> _DIRECTIONS FOR THIS TASK_: Copy out the entries below precisely; nothing is to be omitted.
═══
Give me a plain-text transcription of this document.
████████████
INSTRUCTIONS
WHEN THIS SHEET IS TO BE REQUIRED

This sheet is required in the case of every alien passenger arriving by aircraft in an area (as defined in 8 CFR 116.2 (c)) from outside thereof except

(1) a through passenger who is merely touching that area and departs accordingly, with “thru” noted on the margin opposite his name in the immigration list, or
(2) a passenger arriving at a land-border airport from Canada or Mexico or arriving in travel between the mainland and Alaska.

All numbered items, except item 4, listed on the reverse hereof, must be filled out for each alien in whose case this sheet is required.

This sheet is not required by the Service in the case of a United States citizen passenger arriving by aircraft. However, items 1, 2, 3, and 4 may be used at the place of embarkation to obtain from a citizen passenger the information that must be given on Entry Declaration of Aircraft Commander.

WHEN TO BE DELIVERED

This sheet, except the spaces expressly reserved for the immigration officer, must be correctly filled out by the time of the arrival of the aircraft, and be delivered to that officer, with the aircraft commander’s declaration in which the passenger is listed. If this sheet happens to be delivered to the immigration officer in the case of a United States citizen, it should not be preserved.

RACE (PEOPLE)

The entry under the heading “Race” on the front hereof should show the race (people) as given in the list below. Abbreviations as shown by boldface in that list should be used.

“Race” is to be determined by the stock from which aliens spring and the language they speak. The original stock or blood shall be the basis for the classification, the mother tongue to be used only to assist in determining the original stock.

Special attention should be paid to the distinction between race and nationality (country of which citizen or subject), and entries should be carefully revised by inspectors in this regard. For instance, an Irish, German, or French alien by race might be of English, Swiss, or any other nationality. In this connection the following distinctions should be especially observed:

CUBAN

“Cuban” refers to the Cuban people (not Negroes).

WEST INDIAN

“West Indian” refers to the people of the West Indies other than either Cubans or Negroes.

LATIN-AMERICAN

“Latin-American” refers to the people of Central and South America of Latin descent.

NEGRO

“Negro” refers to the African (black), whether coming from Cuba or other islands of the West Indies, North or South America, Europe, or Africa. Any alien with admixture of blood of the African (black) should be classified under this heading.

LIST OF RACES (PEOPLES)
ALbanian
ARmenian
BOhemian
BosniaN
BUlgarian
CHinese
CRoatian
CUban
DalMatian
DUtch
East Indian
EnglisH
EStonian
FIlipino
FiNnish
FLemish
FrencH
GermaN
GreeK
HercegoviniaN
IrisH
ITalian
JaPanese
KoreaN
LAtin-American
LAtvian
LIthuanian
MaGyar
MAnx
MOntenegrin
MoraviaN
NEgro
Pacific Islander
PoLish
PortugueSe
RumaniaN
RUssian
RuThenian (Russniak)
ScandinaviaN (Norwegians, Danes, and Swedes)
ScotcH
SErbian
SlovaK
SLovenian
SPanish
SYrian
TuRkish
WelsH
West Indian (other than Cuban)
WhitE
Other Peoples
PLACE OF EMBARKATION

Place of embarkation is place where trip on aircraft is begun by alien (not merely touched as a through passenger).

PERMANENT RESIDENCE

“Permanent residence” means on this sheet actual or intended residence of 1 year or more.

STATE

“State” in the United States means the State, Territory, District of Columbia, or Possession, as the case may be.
═══
> _ANSWER FOR THIS EXERCISE_:
Give me a plain-text transcription of this document.
████████████
INSTRUCTIONS
WHEN THIS SHEET IS TO BE REQUIRED

This sheet is required in the case of every alien passenger arriving by aircraft in an area (as defined in 8 CFR 116.2 (c)) from outside thereof except

(1) a through passenger who is merely touching that area and departs accordingly, with “thru” noted on the margin opposite his name in the immigration list, or
(2) a passenger arriving at a land-border airport from Canada or Mexico or arriving in travel between the mainland and Alaska.

All numbered items, except item 4, listed on the reverse hereof, must be filled out for each alien in whose case this sheet is required.

This sheet is not required by the Service in the case of a United States citizen passenger arriving by aircraft. However, items 1, 2, 3, and 4 may be used at the place of embarkation to obtain from a citizen passenger the information that must be given on Entry Declaration of Aircraft Commander.

WHEN TO BE DELIVERED

This sheet, except the spaces expressly reserved for the immigration officer, must be correctly filled out by the time of the arrival of the aircraft, and be delivered to that officer, with the aircraft commander’s declaration in which the passenger is listed. If this sheet happens to be delivered to the immigration officer in the case of a United States citizen, it should not be preserved.

RACE (PEOPLE)

The entry under the heading “Race” on the front hereof should show the race (people) as given in the list below. Abbreviations as shown by boldface in that list should be used.

“Race” is to be determined by the stock from which aliens spring and the language they speak. The original stock or blood shall be the basis for the classification, the mother tongue to be used only to assist in determining the original stock.

Special attention should be paid to the distinction between race and nationality (country of which citizen or subject), and entries should be carefully revised by inspectors in this regard. For instance, an Irish, German, or French alien by race might be of English, Swiss, or any other nationality. In this connection the following distinctions should be especially observed:

CUBAN

“Cuban” refers to the Cuban people (not Negroes).

WEST INDIAN

“West Indian” refers to the people of the West Indies other than either Cubans or Negroes.

LATIN-AMERICAN

“Latin-American” refers to the people of Central and South America of Latin descent.

NEGRO

“Negro” refers to the African (black), whether coming from Cuba or other islands of the West Indies, North or South America, Europe, or Africa. Any alien with admixture of blood of the African (black) should be classified under this heading.

LIST OF RACES (PEOPLES)
ALbanian
ARmenian
BOhemian
BosniaN
BUlgarian
CHinese
CRoatian
CUban
DalMatian
DUtch
East Indian
EnglisH
EStonian
FIlipino
FiNnish
FLemish
FrencH
GermaN
GreeK
HercegoviniaN
IrisH
ITalian
JaPanese
KoreaN
LAtin-American
LAtvian
LIthuanian
MaGyar
MAnx
MOntenegrin
MoraviaN
NEgro
Pacific Islander
PoLish
PortugueSe
RumaniaN
RUssian
RuThenian (Russniak)
ScandinaviaN (Norwegians, Danes, and Swedes)
ScotcH
SErbian
SlovaK
SLovenian
SPanish
SYrian
TuRkish
WelsH
West Indian (other than Cuban)
WhitE
Other Peoples
PLACE OF EMBARKATION

Place of embarkation is place where trip on aircraft is begun by alien (not merely touched as a through passenger).

PERMANENT RESIDENCE

“Permanent residence” means on this sheet actual or intended residence of 1 year or more.

STATE

“State” in the United States means the State, Territory, District of Columbia, or Possession, as the case may be.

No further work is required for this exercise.